◆ Exercise objective: Check every line of the entries that follow, and copy the ones containing "document".

Dataset items
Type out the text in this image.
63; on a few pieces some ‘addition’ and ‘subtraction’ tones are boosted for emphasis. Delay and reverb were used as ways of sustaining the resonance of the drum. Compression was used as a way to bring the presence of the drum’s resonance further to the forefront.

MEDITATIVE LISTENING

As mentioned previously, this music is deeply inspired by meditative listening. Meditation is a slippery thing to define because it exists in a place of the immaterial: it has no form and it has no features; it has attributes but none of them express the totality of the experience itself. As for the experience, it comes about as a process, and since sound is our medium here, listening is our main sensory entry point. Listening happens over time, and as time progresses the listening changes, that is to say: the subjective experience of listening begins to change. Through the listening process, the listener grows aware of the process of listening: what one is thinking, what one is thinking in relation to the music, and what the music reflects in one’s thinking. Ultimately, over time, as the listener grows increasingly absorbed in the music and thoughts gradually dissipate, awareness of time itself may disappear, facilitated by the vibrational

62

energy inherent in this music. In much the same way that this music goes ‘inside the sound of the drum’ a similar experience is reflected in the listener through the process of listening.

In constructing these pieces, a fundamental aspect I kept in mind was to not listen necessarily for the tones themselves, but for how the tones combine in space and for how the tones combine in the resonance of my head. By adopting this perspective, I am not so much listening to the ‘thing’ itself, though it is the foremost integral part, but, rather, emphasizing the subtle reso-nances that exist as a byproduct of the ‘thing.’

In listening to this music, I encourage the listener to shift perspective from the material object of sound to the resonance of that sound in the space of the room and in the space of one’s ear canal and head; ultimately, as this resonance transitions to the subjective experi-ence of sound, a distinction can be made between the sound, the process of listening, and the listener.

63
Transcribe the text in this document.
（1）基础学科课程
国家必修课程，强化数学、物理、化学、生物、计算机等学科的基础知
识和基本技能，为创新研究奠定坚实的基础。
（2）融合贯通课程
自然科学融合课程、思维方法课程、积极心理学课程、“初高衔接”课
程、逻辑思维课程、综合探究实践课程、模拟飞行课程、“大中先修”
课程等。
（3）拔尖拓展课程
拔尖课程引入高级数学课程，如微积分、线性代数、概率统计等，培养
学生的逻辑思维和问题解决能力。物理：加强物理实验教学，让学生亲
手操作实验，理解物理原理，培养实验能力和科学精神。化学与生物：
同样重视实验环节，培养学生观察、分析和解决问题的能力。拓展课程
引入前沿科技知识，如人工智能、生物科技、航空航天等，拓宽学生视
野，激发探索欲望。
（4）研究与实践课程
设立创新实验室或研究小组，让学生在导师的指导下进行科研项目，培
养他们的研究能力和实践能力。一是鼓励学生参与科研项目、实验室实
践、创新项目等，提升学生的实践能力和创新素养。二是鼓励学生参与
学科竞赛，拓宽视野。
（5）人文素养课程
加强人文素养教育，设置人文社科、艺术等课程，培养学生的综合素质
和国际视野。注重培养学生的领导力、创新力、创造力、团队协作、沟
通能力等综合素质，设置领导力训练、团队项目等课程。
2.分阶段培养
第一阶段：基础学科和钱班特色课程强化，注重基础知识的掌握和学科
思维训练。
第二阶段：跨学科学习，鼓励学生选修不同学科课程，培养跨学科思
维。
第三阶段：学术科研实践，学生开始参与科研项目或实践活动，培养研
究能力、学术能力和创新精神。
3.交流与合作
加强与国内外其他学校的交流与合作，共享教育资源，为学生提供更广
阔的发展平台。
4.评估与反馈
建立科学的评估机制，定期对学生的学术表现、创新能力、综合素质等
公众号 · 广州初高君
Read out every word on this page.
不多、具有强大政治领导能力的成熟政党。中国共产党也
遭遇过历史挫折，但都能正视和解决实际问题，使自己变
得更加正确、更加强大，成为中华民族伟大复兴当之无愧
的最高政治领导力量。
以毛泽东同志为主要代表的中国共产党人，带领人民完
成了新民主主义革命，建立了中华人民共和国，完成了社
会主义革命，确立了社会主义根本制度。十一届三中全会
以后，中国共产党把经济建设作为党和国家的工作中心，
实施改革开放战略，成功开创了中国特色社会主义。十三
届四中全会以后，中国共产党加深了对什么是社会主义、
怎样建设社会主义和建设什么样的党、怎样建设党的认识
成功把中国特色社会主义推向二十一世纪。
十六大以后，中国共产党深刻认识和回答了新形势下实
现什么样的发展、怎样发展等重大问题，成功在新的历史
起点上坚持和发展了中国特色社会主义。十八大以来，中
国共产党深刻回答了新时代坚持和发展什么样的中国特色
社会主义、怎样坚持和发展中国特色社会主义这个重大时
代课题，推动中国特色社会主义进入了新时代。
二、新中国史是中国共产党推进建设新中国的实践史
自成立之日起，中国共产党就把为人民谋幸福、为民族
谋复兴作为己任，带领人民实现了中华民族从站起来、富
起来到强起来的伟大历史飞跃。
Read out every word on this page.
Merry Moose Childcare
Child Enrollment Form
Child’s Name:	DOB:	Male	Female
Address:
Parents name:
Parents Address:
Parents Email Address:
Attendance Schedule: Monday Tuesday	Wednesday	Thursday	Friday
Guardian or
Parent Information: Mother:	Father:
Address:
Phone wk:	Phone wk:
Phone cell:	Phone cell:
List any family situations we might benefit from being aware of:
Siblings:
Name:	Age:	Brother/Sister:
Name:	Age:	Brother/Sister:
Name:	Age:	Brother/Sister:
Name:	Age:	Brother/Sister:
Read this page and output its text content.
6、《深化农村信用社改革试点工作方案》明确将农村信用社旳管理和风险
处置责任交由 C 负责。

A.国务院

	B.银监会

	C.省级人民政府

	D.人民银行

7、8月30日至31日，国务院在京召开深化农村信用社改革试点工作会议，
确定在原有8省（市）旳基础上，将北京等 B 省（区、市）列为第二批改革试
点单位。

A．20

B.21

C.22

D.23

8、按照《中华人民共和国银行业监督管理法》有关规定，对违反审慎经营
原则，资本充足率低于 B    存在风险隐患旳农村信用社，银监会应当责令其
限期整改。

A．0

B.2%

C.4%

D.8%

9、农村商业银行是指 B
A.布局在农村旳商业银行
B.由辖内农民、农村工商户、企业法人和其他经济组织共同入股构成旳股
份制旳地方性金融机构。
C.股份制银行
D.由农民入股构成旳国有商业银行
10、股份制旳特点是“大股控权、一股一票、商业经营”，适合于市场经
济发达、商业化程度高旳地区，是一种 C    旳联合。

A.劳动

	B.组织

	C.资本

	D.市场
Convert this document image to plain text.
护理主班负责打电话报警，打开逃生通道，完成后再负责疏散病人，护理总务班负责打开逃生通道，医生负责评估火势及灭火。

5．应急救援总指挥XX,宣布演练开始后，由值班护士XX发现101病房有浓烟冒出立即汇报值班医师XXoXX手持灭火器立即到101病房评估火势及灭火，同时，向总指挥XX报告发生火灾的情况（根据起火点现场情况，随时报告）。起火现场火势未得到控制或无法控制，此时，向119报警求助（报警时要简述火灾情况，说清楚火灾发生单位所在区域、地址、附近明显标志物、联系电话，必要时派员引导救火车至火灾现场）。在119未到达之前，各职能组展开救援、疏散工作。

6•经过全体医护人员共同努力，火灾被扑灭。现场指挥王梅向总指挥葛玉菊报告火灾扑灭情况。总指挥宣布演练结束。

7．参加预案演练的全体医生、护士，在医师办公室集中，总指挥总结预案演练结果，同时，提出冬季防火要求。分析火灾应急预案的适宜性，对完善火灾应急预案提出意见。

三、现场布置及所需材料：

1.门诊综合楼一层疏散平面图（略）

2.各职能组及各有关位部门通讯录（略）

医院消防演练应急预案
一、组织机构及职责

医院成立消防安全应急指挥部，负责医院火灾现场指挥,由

◆ Response below:
Transcribe the text in this document.
Convert this document image to plain text.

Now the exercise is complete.